[Data records]
------------------------------
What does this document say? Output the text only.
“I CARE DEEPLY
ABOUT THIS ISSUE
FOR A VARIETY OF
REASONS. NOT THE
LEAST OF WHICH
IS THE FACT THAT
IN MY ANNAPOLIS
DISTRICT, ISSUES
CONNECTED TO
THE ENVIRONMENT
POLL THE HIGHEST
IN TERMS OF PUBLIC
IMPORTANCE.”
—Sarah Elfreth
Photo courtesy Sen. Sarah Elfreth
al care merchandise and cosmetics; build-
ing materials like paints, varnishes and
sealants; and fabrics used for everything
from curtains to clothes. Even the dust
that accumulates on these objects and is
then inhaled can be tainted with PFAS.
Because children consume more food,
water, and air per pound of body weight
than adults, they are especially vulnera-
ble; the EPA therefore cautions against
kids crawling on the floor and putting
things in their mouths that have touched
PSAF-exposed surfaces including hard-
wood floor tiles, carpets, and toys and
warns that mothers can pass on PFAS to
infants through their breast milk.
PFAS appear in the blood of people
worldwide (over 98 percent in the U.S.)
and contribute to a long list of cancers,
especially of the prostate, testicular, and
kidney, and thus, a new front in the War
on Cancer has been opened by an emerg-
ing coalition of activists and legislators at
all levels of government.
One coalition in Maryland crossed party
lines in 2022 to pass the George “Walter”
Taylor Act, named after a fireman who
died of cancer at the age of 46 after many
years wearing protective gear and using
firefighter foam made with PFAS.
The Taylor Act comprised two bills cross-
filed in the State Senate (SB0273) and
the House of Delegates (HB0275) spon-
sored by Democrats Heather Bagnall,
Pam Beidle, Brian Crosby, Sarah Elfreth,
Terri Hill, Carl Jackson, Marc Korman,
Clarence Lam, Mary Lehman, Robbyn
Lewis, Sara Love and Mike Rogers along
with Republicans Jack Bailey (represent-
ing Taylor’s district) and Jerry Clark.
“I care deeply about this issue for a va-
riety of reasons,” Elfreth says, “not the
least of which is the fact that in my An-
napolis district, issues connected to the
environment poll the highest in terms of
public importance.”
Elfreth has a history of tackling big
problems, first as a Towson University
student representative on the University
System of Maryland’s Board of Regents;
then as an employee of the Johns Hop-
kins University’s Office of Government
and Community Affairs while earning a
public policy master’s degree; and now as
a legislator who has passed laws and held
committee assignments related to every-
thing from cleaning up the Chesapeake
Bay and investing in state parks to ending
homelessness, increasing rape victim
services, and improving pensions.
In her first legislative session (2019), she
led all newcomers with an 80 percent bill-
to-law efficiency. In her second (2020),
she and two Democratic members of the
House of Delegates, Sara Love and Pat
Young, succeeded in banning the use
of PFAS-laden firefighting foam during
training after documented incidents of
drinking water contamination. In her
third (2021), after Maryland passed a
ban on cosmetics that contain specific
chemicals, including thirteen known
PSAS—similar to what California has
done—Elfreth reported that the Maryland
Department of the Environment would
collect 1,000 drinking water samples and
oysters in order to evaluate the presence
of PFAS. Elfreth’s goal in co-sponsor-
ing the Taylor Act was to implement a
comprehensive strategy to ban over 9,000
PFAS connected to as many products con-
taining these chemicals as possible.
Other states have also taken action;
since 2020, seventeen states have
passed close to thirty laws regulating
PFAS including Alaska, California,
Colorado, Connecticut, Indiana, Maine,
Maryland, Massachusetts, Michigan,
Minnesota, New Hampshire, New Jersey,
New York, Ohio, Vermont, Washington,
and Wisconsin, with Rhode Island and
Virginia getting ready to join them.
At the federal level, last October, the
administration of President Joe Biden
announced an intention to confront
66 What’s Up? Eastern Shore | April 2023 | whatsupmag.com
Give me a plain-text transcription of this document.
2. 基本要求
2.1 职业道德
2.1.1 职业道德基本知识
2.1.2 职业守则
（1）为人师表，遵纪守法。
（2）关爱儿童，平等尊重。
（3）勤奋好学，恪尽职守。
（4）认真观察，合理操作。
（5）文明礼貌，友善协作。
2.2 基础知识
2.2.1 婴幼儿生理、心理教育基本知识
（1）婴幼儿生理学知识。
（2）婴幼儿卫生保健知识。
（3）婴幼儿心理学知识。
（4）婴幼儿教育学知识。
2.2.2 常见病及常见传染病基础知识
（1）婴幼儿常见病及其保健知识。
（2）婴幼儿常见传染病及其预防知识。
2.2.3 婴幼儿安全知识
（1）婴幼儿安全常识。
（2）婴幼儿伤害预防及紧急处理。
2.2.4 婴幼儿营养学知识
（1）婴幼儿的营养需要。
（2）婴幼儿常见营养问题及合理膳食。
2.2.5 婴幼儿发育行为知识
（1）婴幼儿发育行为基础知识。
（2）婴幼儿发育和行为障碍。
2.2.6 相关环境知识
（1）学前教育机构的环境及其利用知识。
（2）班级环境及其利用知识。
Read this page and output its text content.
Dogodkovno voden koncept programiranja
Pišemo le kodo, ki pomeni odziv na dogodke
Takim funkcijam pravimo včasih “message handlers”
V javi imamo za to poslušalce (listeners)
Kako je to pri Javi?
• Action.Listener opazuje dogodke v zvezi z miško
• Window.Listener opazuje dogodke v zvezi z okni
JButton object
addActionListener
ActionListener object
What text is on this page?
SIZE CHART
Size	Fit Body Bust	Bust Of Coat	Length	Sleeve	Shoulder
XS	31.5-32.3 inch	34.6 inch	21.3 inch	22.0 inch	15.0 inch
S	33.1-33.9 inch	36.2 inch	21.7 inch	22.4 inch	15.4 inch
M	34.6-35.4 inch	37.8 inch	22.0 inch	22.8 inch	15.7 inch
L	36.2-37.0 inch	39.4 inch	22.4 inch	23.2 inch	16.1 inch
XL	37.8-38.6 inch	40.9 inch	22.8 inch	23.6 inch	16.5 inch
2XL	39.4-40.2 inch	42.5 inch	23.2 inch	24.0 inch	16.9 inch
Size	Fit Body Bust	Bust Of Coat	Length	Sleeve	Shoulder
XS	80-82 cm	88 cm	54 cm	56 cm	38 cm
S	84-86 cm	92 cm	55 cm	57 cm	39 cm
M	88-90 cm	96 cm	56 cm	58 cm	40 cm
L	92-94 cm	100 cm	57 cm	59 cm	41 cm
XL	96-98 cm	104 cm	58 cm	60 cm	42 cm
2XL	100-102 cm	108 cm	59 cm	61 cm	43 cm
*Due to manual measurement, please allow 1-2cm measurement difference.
------------------------------
• **EXERCISE**
How many lines of the listing above include the word "passed"? State the number and nothing else.

• **COMPLETE RESPONSE**
3